§ STATED PROBLEM: Of the lines in the records that follow, how many include the word "JSON"? Answer with a bare number.

Extracted data entries:
++++
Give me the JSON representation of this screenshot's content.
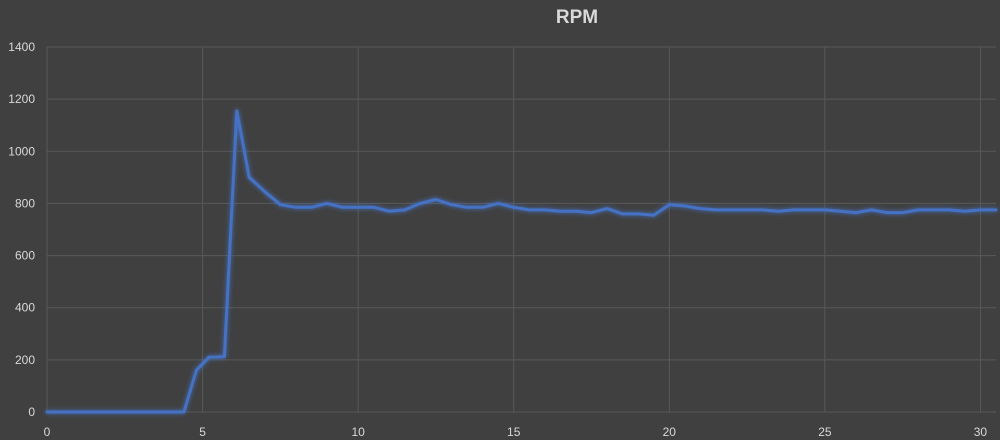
{
  "chart_data": {
    "type": "line",
    "title": "RPM",
    "xlabel": "",
    "ylabel": "",
    "xlim": [
      0,
      30.5
    ],
    "ylim": [
      0,
      1400
    ],
    "x_ticks": [
      0,
      5,
      10,
      15,
      20,
      25,
      30
    ],
    "y_ticks": [
      0,
      200,
      400,
      600,
      800,
      1000,
      1200,
      1400
    ],
    "x_tick_labels": [
      "0",
      "5",
      "10",
      "15",
      "20",
      "25",
      "30"
    ],
    "y_tick_labels": [
      "0",
      "200",
      "400",
      "600",
      "800",
      "1000",
      "1200",
      "1400"
    ],
    "grid": true,
    "legend": "none",
    "colors": {
      "background": "#404040",
      "grid": "#595959",
      "text": "#d9d9d9",
      "line": "#4472c4"
    },
    "series": [
      {
        "x": [
          0,
          0.5,
          1,
          1.5,
          2,
          2.5,
          3,
          3.5,
          4,
          4.4,
          4.8,
          5.2,
          5.7,
          6.1,
          6.5,
          7.0,
          7.5,
          8.0,
          8.5,
          9.0,
          9.5,
          10.0,
          10.5,
          11.0,
          11.5,
          12.0,
          12.5,
          13.0,
          13.5,
          14.0,
          14.5,
          15.0,
          15.5,
          16.0,
          16.5,
          17.0,
          17.5,
          18.0,
          18.5,
          19.0,
          19.5,
          20.0,
          20.5,
          21.0,
          21.5,
          22.0,
          22.5,
          23.0,
          23.5,
          24.0,
          24.5,
          25.0,
          25.5,
          26.0,
          26.5,
          27.0,
          27.5,
          28.0,
          28.5,
          29.0,
          29.5,
          30.0,
          30.5
        ],
        "values": [
          0,
          0,
          0,
          0,
          0,
          0,
          0,
          0,
          0,
          0,
          160,
          210,
          212,
          1155,
          900,
          845,
          795,
          785,
          785,
          800,
          785,
          785,
          785,
          770,
          775,
          800,
          815,
          795,
          785,
          785,
          800,
          785,
          775,
          775,
          770,
          770,
          765,
          780,
          760,
          760,
          755,
          795,
          790,
          780,
          775,
          775,
          775,
          775,
          770,
          775,
          775,
          775,
          770,
          765,
          775,
          765,
          765,
          775,
          775,
          775,
          770,
          775,
          775
        ]
      }
    ]
  }
}
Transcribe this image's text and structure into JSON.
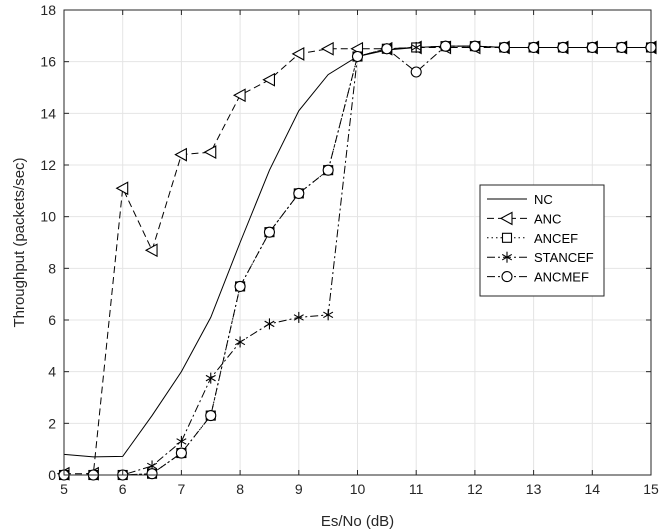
{
  "chart_data": {
    "type": "line",
    "title": "",
    "xlabel": "Es/No (dB)",
    "ylabel": "Throughput (packets/sec)",
    "xlim": [
      5,
      15
    ],
    "ylim": [
      0,
      18
    ],
    "xticks": [
      5,
      6,
      7,
      8,
      9,
      10,
      11,
      12,
      13,
      14,
      15
    ],
    "yticks": [
      0,
      2,
      4,
      6,
      8,
      10,
      12,
      14,
      16,
      18
    ],
    "grid": true,
    "legend_position": "center-right",
    "x": [
      5,
      5.5,
      6,
      6.5,
      7,
      7.5,
      8,
      8.5,
      9,
      9.5,
      10,
      10.5,
      11,
      11.5,
      12,
      12.5,
      13,
      13.5,
      14,
      14.5,
      15
    ],
    "series": [
      {
        "name": "NC",
        "style": "solid",
        "marker": "none",
        "values": [
          0.8,
          0.7,
          0.72,
          2.3,
          4.0,
          6.1,
          9.0,
          11.8,
          14.1,
          15.5,
          16.2,
          16.45,
          16.55,
          16.6,
          16.6,
          16.55,
          16.55,
          16.55,
          16.55,
          16.55,
          16.55
        ]
      },
      {
        "name": "ANC",
        "style": "dashed",
        "marker": "triangle-left",
        "values": [
          0.05,
          0.05,
          11.1,
          8.7,
          12.4,
          12.5,
          14.7,
          15.3,
          16.3,
          16.5,
          16.5,
          16.5,
          16.55,
          16.55,
          16.55,
          16.55,
          16.55,
          16.55,
          16.55,
          16.55,
          16.55
        ]
      },
      {
        "name": "ANCEF",
        "style": "dotted",
        "marker": "square",
        "values": [
          0.0,
          0.0,
          0.0,
          0.05,
          0.85,
          2.3,
          7.3,
          9.4,
          10.9,
          11.8,
          16.2,
          16.5,
          16.55,
          16.6,
          16.6,
          16.55,
          16.55,
          16.55,
          16.55,
          16.55,
          16.55
        ]
      },
      {
        "name": "STANCEF",
        "style": "dashdot",
        "marker": "asterisk",
        "values": [
          0.0,
          0.0,
          0.0,
          0.35,
          1.3,
          3.75,
          5.15,
          5.85,
          6.1,
          6.2,
          16.2,
          16.5,
          16.55,
          16.6,
          16.6,
          16.55,
          16.55,
          16.55,
          16.55,
          16.55,
          16.55
        ]
      },
      {
        "name": "ANCMEF",
        "style": "dashdot",
        "marker": "circle",
        "values": [
          0.0,
          0.0,
          0.0,
          0.05,
          0.85,
          2.3,
          7.3,
          9.4,
          10.9,
          11.8,
          16.2,
          16.5,
          15.6,
          16.6,
          16.6,
          16.55,
          16.55,
          16.55,
          16.55,
          16.55,
          16.55
        ]
      }
    ]
  }
}
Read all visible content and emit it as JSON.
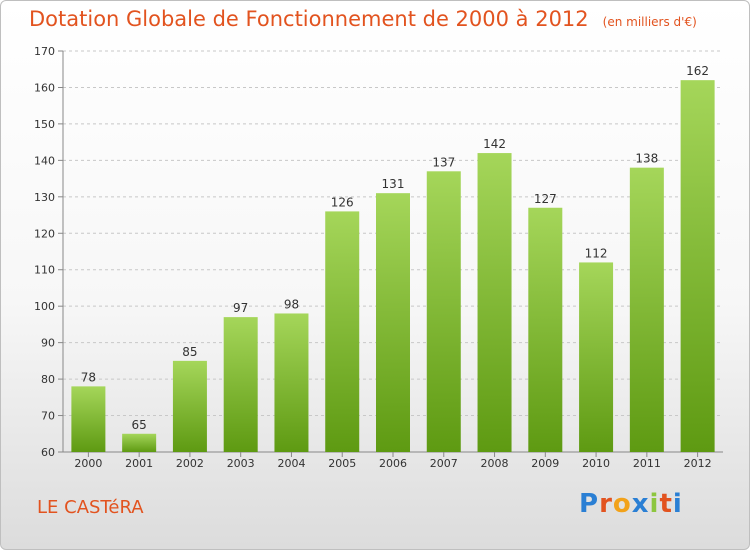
{
  "header": {
    "title": "Dotation Globale de Fonctionnement de 2000 à 2012",
    "unit": "(en milliers d'€)"
  },
  "footer": {
    "place": "LE CASTéRA",
    "logo_letters": [
      "P",
      "r",
      "o",
      "x",
      "i",
      "t",
      "i"
    ],
    "logo_colors": [
      "#2a7fd4",
      "#e2531f",
      "#f2a21a",
      "#2a7fd4",
      "#8dc63f",
      "#e2531f",
      "#2a7fd4"
    ]
  },
  "colors": {
    "bar_top": "#a5d65a",
    "bar_bottom": "#5e9a12",
    "title": "#e2531f",
    "grid": "#c8c8c8"
  },
  "chart_data": {
    "type": "bar",
    "title": "Dotation Globale de Fonctionnement de 2000 à 2012",
    "subtitle": "(en milliers d'€)",
    "xlabel": "",
    "ylabel": "",
    "categories": [
      "2000",
      "2001",
      "2002",
      "2003",
      "2004",
      "2005",
      "2006",
      "2007",
      "2008",
      "2009",
      "2010",
      "2011",
      "2012"
    ],
    "values": [
      78,
      65,
      85,
      97,
      98,
      126,
      131,
      137,
      142,
      127,
      112,
      138,
      162
    ],
    "ylim": [
      60,
      170
    ],
    "yticks": [
      60,
      70,
      80,
      90,
      100,
      110,
      120,
      130,
      140,
      150,
      160,
      170
    ],
    "grid": "dashed horizontal"
  }
}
++++
§ OUTPUT FOR THIS TASK: 3